__Problem details__. Pictures in the data below are not part of the copy; transcribe everything else exactly.

── Given records ──

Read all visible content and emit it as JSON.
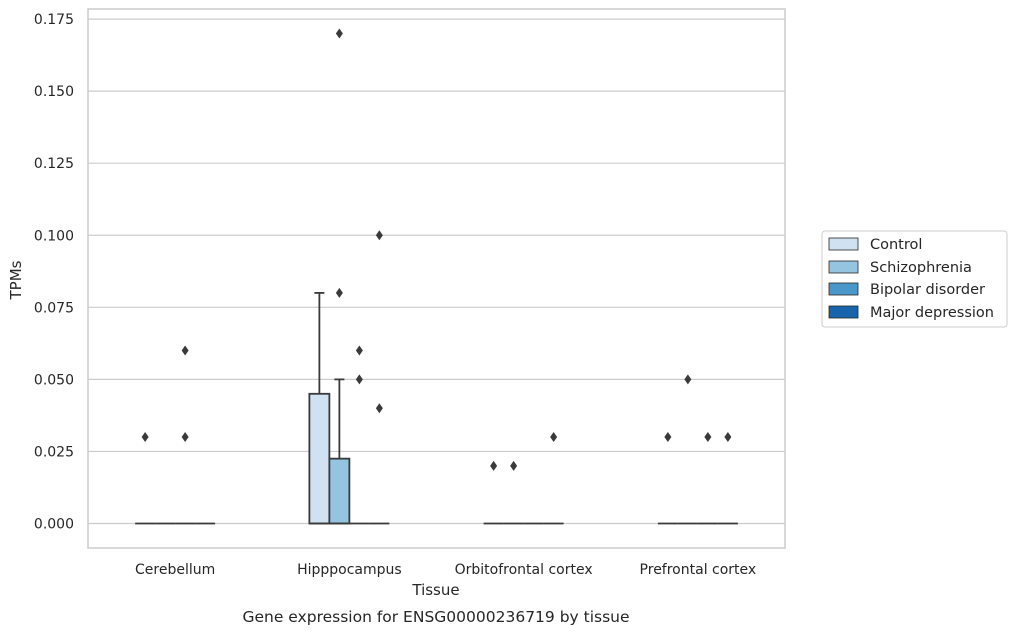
{
  "chart_data": {
    "type": "box",
    "caption": "Gene expression for ENSG00000236719 by tissue",
    "xlabel": "Tissue",
    "ylabel": "TPMs",
    "ylim": [
      -0.0085,
      0.1785
    ],
    "yticks": [
      "0.000",
      "0.025",
      "0.050",
      "0.075",
      "0.100",
      "0.125",
      "0.150",
      "0.175"
    ],
    "ytick_values": [
      0.0,
      0.025,
      0.05,
      0.075,
      0.1,
      0.125,
      0.15,
      0.175
    ],
    "categories": [
      "Cerebellum",
      "Hipppocampus",
      "Orbitofrontal cortex",
      "Prefrontal cortex"
    ],
    "grid": true,
    "legend_position": "right",
    "series": [
      {
        "name": "Control",
        "color": "#d0e1f2"
      },
      {
        "name": "Schizophrenia",
        "color": "#94c4df"
      },
      {
        "name": "Bipolar disorder",
        "color": "#4a98c9"
      },
      {
        "name": "Major depression",
        "color": "#1764ab"
      }
    ],
    "boxes": [
      {
        "category": "Cerebellum",
        "series": "Control",
        "q1": 0,
        "median": 0,
        "q3": 0,
        "whisker_low": 0,
        "whisker_high": 0,
        "outliers": [
          0.03
        ]
      },
      {
        "category": "Cerebellum",
        "series": "Schizophrenia",
        "q1": 0,
        "median": 0,
        "q3": 0,
        "whisker_low": 0,
        "whisker_high": 0,
        "outliers": []
      },
      {
        "category": "Cerebellum",
        "series": "Bipolar disorder",
        "q1": 0,
        "median": 0,
        "q3": 0,
        "whisker_low": 0,
        "whisker_high": 0,
        "outliers": [
          0.06,
          0.03
        ]
      },
      {
        "category": "Cerebellum",
        "series": "Major depression",
        "q1": 0,
        "median": 0,
        "q3": 0,
        "whisker_low": 0,
        "whisker_high": 0,
        "outliers": []
      },
      {
        "category": "Hipppocampus",
        "series": "Control",
        "q1": 0,
        "median": 0,
        "q3": 0.045,
        "whisker_low": 0,
        "whisker_high": 0.08,
        "outliers": []
      },
      {
        "category": "Hipppocampus",
        "series": "Schizophrenia",
        "q1": 0,
        "median": 0,
        "q3": 0.0225,
        "whisker_low": 0,
        "whisker_high": 0.05,
        "outliers": [
          0.17,
          0.08
        ]
      },
      {
        "category": "Hipppocampus",
        "series": "Bipolar disorder",
        "q1": 0,
        "median": 0,
        "q3": 0,
        "whisker_low": 0,
        "whisker_high": 0,
        "outliers": [
          0.06,
          0.05
        ]
      },
      {
        "category": "Hipppocampus",
        "series": "Major depression",
        "q1": 0,
        "median": 0,
        "q3": 0,
        "whisker_low": 0,
        "whisker_high": 0,
        "outliers": [
          0.1,
          0.04
        ]
      },
      {
        "category": "Orbitofrontal cortex",
        "series": "Control",
        "q1": 0,
        "median": 0,
        "q3": 0,
        "whisker_low": 0,
        "whisker_high": 0,
        "outliers": [
          0.02
        ]
      },
      {
        "category": "Orbitofrontal cortex",
        "series": "Schizophrenia",
        "q1": 0,
        "median": 0,
        "q3": 0,
        "whisker_low": 0,
        "whisker_high": 0,
        "outliers": [
          0.02
        ]
      },
      {
        "category": "Orbitofrontal cortex",
        "series": "Bipolar disorder",
        "q1": 0,
        "median": 0,
        "q3": 0,
        "whisker_low": 0,
        "whisker_high": 0,
        "outliers": []
      },
      {
        "category": "Orbitofrontal cortex",
        "series": "Major depression",
        "q1": 0,
        "median": 0,
        "q3": 0,
        "whisker_low": 0,
        "whisker_high": 0,
        "outliers": [
          0.03
        ]
      },
      {
        "category": "Prefrontal cortex",
        "series": "Control",
        "q1": 0,
        "median": 0,
        "q3": 0,
        "whisker_low": 0,
        "whisker_high": 0,
        "outliers": [
          0.03
        ]
      },
      {
        "category": "Prefrontal cortex",
        "series": "Schizophrenia",
        "q1": 0,
        "median": 0,
        "q3": 0,
        "whisker_low": 0,
        "whisker_high": 0,
        "outliers": [
          0.05
        ]
      },
      {
        "category": "Prefrontal cortex",
        "series": "Bipolar disorder",
        "q1": 0,
        "median": 0,
        "q3": 0,
        "whisker_low": 0,
        "whisker_high": 0,
        "outliers": [
          0.03
        ]
      },
      {
        "category": "Prefrontal cortex",
        "series": "Major depression",
        "q1": 0,
        "median": 0,
        "q3": 0,
        "whisker_low": 0,
        "whisker_high": 0,
        "outliers": [
          0.03
        ]
      }
    ]
  }
}
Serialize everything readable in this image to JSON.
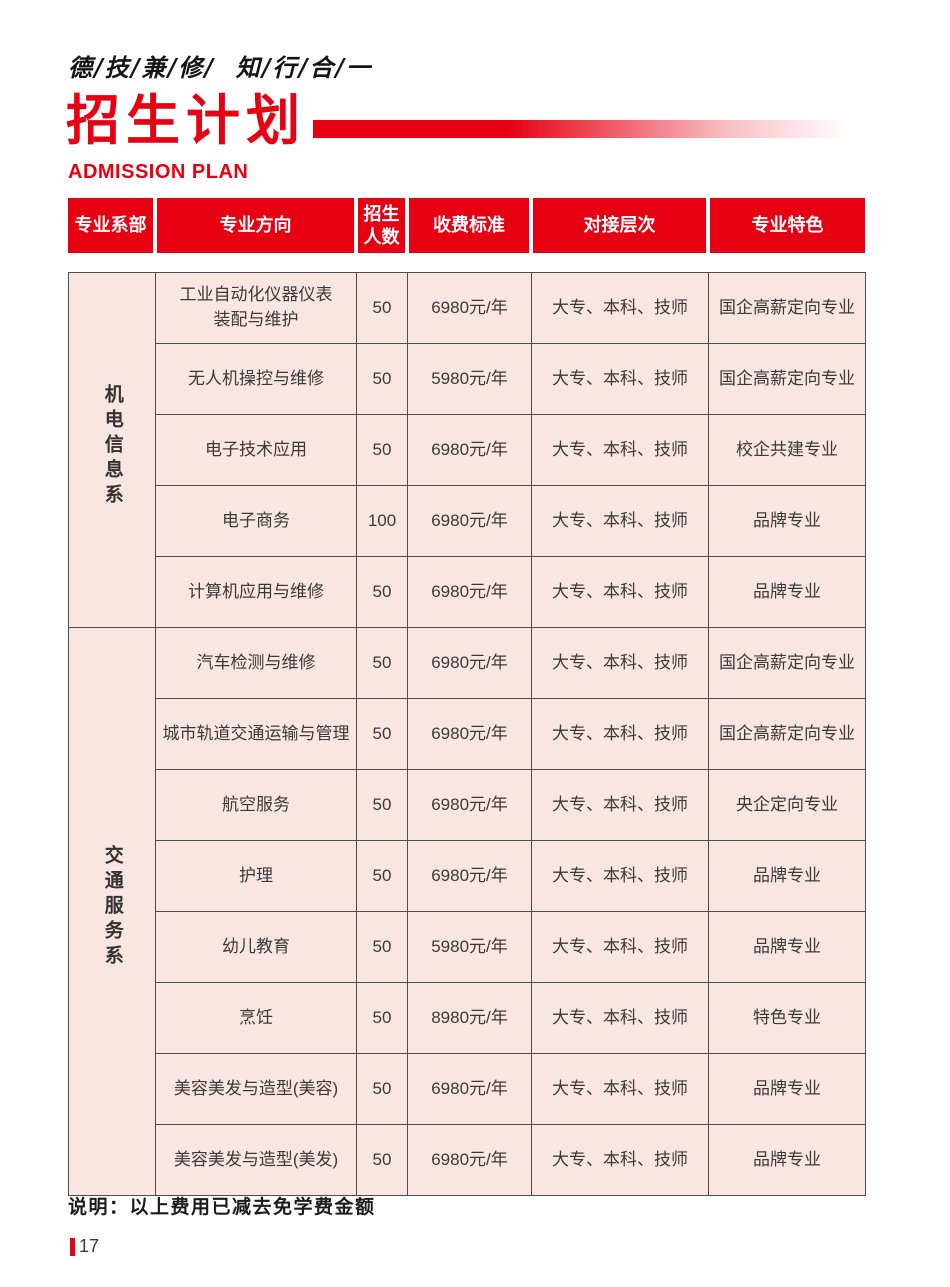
{
  "page": {
    "motto": "德/技/兼/修/  知/行/合/一",
    "title": "招生计划",
    "subtitle": "ADMISSION PLAN",
    "note": "说明：以上费用已减去免学费金额",
    "page_number": "17"
  },
  "colors": {
    "accent_red": "#e60012",
    "row_pink": "#f9e5e2",
    "border_gray": "#4d4d4d"
  },
  "table": {
    "headers": [
      "专业系部",
      "专业方向",
      "招生人数",
      "收费标准",
      "对接层次",
      "专业特色"
    ],
    "departments": [
      {
        "name": "机电信息系",
        "rows": [
          {
            "major": "工业自动化仪器仪表\n装配与维护",
            "quota": "50",
            "fee": "6980元/年",
            "levels": "大专、本科、技师",
            "feature": "国企高薪定向专业"
          },
          {
            "major": "无人机操控与维修",
            "quota": "50",
            "fee": "5980元/年",
            "levels": "大专、本科、技师",
            "feature": "国企高薪定向专业"
          },
          {
            "major": "电子技术应用",
            "quota": "50",
            "fee": "6980元/年",
            "levels": "大专、本科、技师",
            "feature": "校企共建专业"
          },
          {
            "major": "电子商务",
            "quota": "100",
            "fee": "6980元/年",
            "levels": "大专、本科、技师",
            "feature": "品牌专业"
          },
          {
            "major": "计算机应用与维修",
            "quota": "50",
            "fee": "6980元/年",
            "levels": "大专、本科、技师",
            "feature": "品牌专业"
          }
        ]
      },
      {
        "name": "交通服务系",
        "rows": [
          {
            "major": "汽车检测与维修",
            "quota": "50",
            "fee": "6980元/年",
            "levels": "大专、本科、技师",
            "feature": "国企高薪定向专业"
          },
          {
            "major": "城市轨道交通运输与管理",
            "quota": "50",
            "fee": "6980元/年",
            "levels": "大专、本科、技师",
            "feature": "国企高薪定向专业"
          },
          {
            "major": "航空服务",
            "quota": "50",
            "fee": "6980元/年",
            "levels": "大专、本科、技师",
            "feature": "央企定向专业"
          },
          {
            "major": "护理",
            "quota": "50",
            "fee": "6980元/年",
            "levels": "大专、本科、技师",
            "feature": "品牌专业"
          },
          {
            "major": "幼儿教育",
            "quota": "50",
            "fee": "5980元/年",
            "levels": "大专、本科、技师",
            "feature": "品牌专业"
          },
          {
            "major": "烹饪",
            "quota": "50",
            "fee": "8980元/年",
            "levels": "大专、本科、技师",
            "feature": "特色专业"
          },
          {
            "major": "美容美发与造型(美容)",
            "quota": "50",
            "fee": "6980元/年",
            "levels": "大专、本科、技师",
            "feature": "品牌专业"
          },
          {
            "major": "美容美发与造型(美发)",
            "quota": "50",
            "fee": "6980元/年",
            "levels": "大专、本科、技师",
            "feature": "品牌专业"
          }
        ]
      }
    ]
  }
}
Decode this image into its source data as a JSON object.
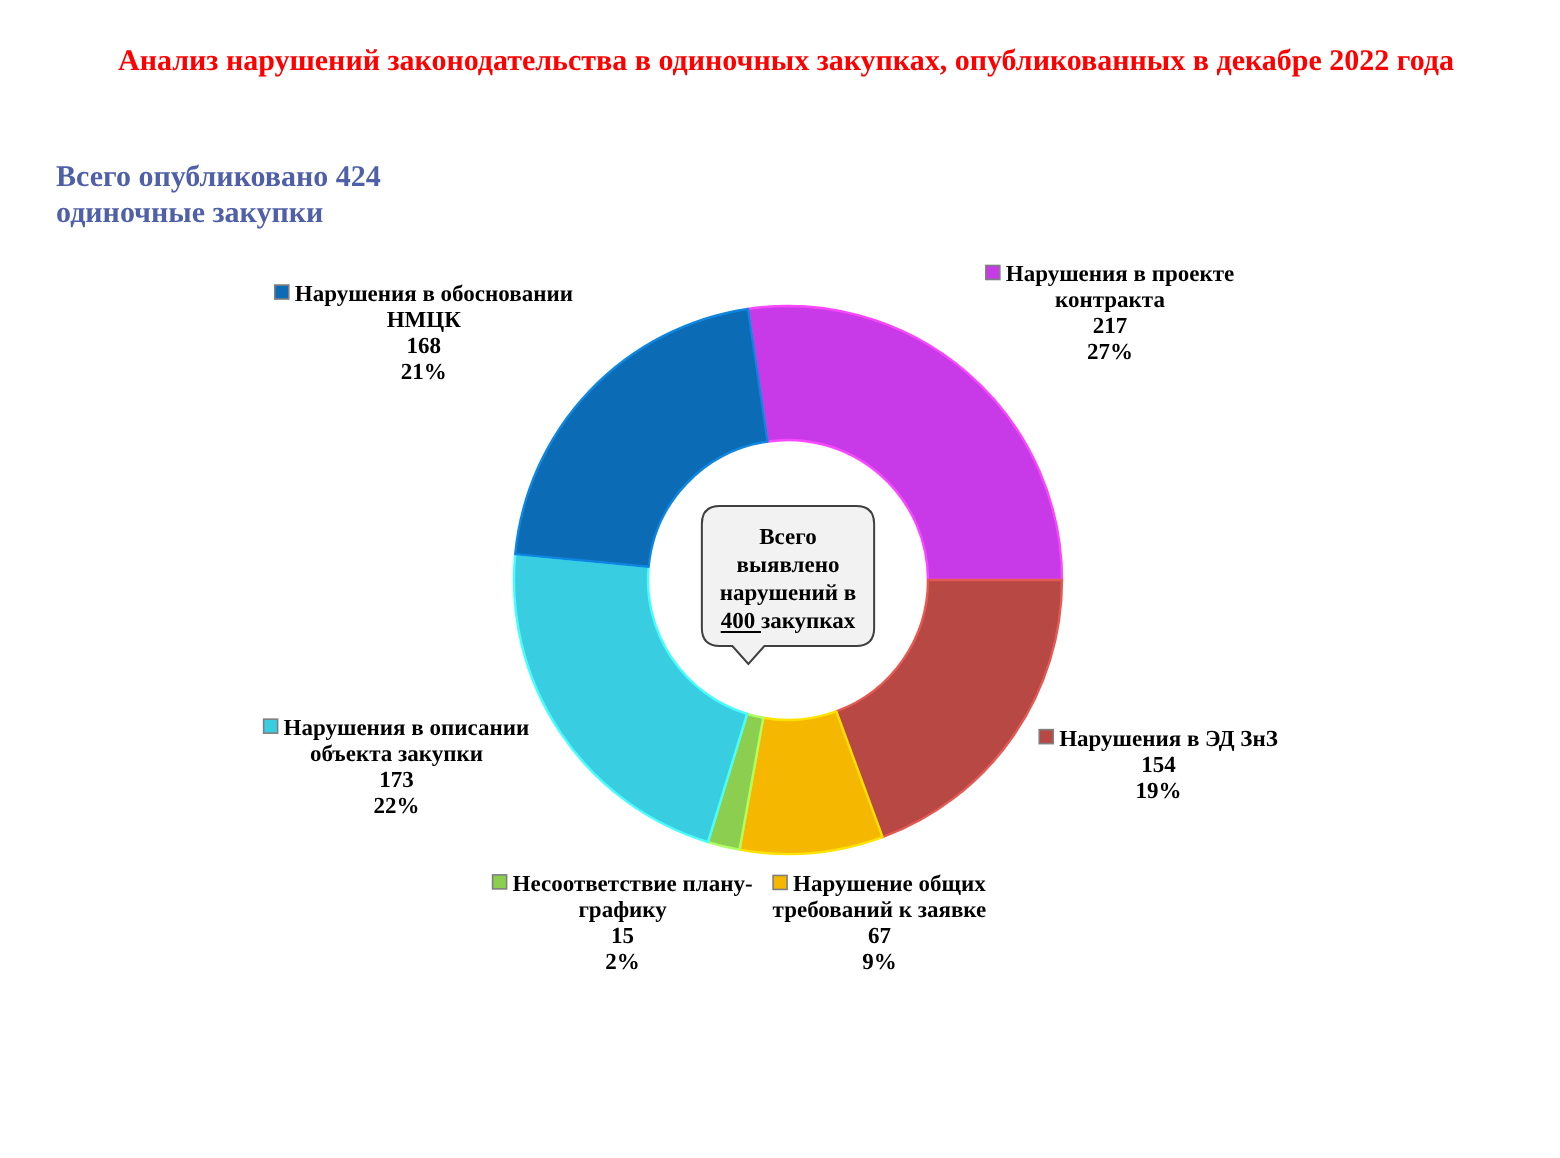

───

__Full solution__.
Read all visible content and emit it as JSON.
{
  "chart_data": {
    "type": "box",
    "caption": "Gene expression for ENSG00000236719 by tissue",
    "xlabel": "Tissue",
    "ylabel": "TPMs",
    "ylim": [
      -0.0085,
      0.1785
    ],
    "yticks": [
      "0.000",
      "0.025",
      "0.050",
      "0.075",
      "0.100",
      "0.125",
      "0.150",
      "0.175"
    ],
    "ytick_values": [
      0.0,
      0.025,
      0.05,
      0.075,
      0.1,
      0.125,
      0.15,
      0.175
    ],
    "categories": [
      "Cerebellum",
      "Hipppocampus",
      "Orbitofrontal cortex",
      "Prefrontal cortex"
    ],
    "grid": true,
    "legend_position": "right",
    "series": [
      {
        "name": "Control",
        "color": "#d0e1f2"
      },
      {
        "name": "Schizophrenia",
        "color": "#94c4df"
      },
      {
        "name": "Bipolar disorder",
        "color": "#4a98c9"
      },
      {
        "name": "Major depression",
        "color": "#1764ab"
      }
    ],
    "boxes": [
      {
        "category": "Cerebellum",
        "series": "Control",
        "q1": 0,
        "median": 0,
        "q3": 0,
        "whisker_low": 0,
        "whisker_high": 0,
        "outliers": [
          0.03
        ]
      },
      {
        "category": "Cerebellum",
        "series": "Schizophrenia",
        "q1": 0,
        "median": 0,
        "q3": 0,
        "whisker_low": 0,
        "whisker_high": 0,
        "outliers": []
      },
      {
        "category": "Cerebellum",
        "series": "Bipolar disorder",
        "q1": 0,
        "median": 0,
        "q3": 0,
        "whisker_low": 0,
        "whisker_high": 0,
        "outliers": [
          0.06,
          0.03
        ]
      },
      {
        "category": "Cerebellum",
        "series": "Major depression",
        "q1": 0,
        "median": 0,
        "q3": 0,
        "whisker_low": 0,
        "whisker_high": 0,
        "outliers": []
      },
      {
        "category": "Hipppocampus",
        "series": "Control",
        "q1": 0,
        "median": 0,
        "q3": 0.045,
        "whisker_low": 0,
        "whisker_high": 0.08,
        "outliers": []
      },
      {
        "category": "Hipppocampus",
        "series": "Schizophrenia",
        "q1": 0,
        "median": 0,
        "q3": 0.0225,
        "whisker_low": 0,
        "whisker_high": 0.05,
        "outliers": [
          0.17,
          0.08
        ]
      },
      {
        "category": "Hipppocampus",
        "series": "Bipolar disorder",
        "q1": 0,
        "median": 0,
        "q3": 0,
        "whisker_low": 0,
        "whisker_high": 0,
        "outliers": [
          0.06,
          0.05
        ]
      },
      {
        "category": "Hipppocampus",
        "series": "Major depression",
        "q1": 0,
        "median": 0,
        "q3": 0,
        "whisker_low": 0,
        "whisker_high": 0,
        "outliers": [
          0.1,
          0.04
        ]
      },
      {
        "category": "Orbitofrontal cortex",
        "series": "Control",
        "q1": 0,
        "median": 0,
        "q3": 0,
        "whisker_low": 0,
        "whisker_high": 0,
        "outliers": [
          0.02
        ]
      },
      {
        "category": "Orbitofrontal cortex",
        "series": "Schizophrenia",
        "q1": 0,
        "median": 0,
        "q3": 0,
        "whisker_low": 0,
        "whisker_high": 0,
        "outliers": [
          0.02
        ]
      },
      {
        "category": "Orbitofrontal cortex",
        "series": "Bipolar disorder",
        "q1": 0,
        "median": 0,
        "q3": 0,
        "whisker_low": 0,
        "whisker_high": 0,
        "outliers": []
      },
      {
        "category": "Orbitofrontal cortex",
        "series": "Major depression",
        "q1": 0,
        "median": 0,
        "q3": 0,
        "whisker_low": 0,
        "whisker_high": 0,
        "outliers": [
          0.03
        ]
      },
      {
        "category": "Prefrontal cortex",
        "series": "Control",
        "q1": 0,
        "median": 0,
        "q3": 0,
        "whisker_low": 0,
        "whisker_high": 0,
        "outliers": [
          0.03
        ]
      },
      {
        "category": "Prefrontal cortex",
        "series": "Schizophrenia",
        "q1": 0,
        "median": 0,
        "q3": 0,
        "whisker_low": 0,
        "whisker_high": 0,
        "outliers": [
          0.05
        ]
      },
      {
        "category": "Prefrontal cortex",
        "series": "Bipolar disorder",
        "q1": 0,
        "median": 0,
        "q3": 0,
        "whisker_low": 0,
        "whisker_high": 0,
        "outliers": [
          0.03
        ]
      },
      {
        "category": "Prefrontal cortex",
        "series": "Major depression",
        "q1": 0,
        "median": 0,
        "q3": 0,
        "whisker_low": 0,
        "whisker_high": 0,
        "outliers": [
          0.03
        ]
      }
    ]
  }
}
Serialize everything readable in this image to JSON.
{
  "page": {
    "motto": "德/技/兼/修/  知/行/合/一",
    "title": "招生计划",
    "subtitle": "ADMISSION PLAN",
    "note": "说明：以上费用已减去免学费金额",
    "page_number": "17"
  },
  "colors": {
    "accent_red": "#e60012",
    "row_pink": "#f9e5e2",
    "border_gray": "#4d4d4d"
  },
  "table": {
    "headers": [
      "专业系部",
      "专业方向",
      "招生人数",
      "收费标准",
      "对接层次",
      "专业特色"
    ],
    "departments": [
      {
        "name": "机电信息系",
        "rows": [
          {
            "major": "工业自动化仪器仪表\n装配与维护",
            "quota": "50",
            "fee": "6980元/年",
            "levels": "大专、本科、技师",
            "feature": "国企高薪定向专业"
          },
          {
            "major": "无人机操控与维修",
            "quota": "50",
            "fee": "5980元/年",
            "levels": "大专、本科、技师",
            "feature": "国企高薪定向专业"
          },
          {
            "major": "电子技术应用",
            "quota": "50",
            "fee": "6980元/年",
            "levels": "大专、本科、技师",
            "feature": "校企共建专业"
          },
          {
            "major": "电子商务",
            "quota": "100",
            "fee": "6980元/年",
            "levels": "大专、本科、技师",
            "feature": "品牌专业"
          },
          {
            "major": "计算机应用与维修",
            "quota": "50",
            "fee": "6980元/年",
            "levels": "大专、本科、技师",
            "feature": "品牌专业"
          }
        ]
      },
      {
        "name": "交通服务系",
        "rows": [
          {
            "major": "汽车检测与维修",
            "quota": "50",
            "fee": "6980元/年",
            "levels": "大专、本科、技师",
            "feature": "国企高薪定向专业"
          },
          {
            "major": "城市轨道交通运输与管理",
            "quota": "50",
            "fee": "6980元/年",
            "levels": "大专、本科、技师",
            "feature": "国企高薪定向专业"
          },
          {
            "major": "航空服务",
            "quota": "50",
            "fee": "6980元/年",
            "levels": "大专、本科、技师",
            "feature": "央企定向专业"
          },
          {
            "major": "护理",
            "quota": "50",
            "fee": "6980元/年",
            "levels": "大专、本科、技师",
            "feature": "品牌专业"
          },
          {
            "major": "幼儿教育",
            "quota": "50",
            "fee": "5980元/年",
            "levels": "大专、本科、技师",
            "feature": "品牌专业"
          },
          {
            "major": "烹饪",
            "quota": "50",
            "fee": "8980元/年",
            "levels": "大专、本科、技师",
            "feature": "特色专业"
          },
          {
            "major": "美容美发与造型(美容)",
            "quota": "50",
            "fee": "6980元/年",
            "levels": "大专、本科、技师",
            "feature": "品牌专业"
          },
          {
            "major": "美容美发与造型(美发)",
            "quota": "50",
            "fee": "6980元/年",
            "levels": "大专、本科、技师",
            "feature": "品牌专业"
          }
        ]
      }
    ]
  }
}
Decode this image into its source data as a JSON object.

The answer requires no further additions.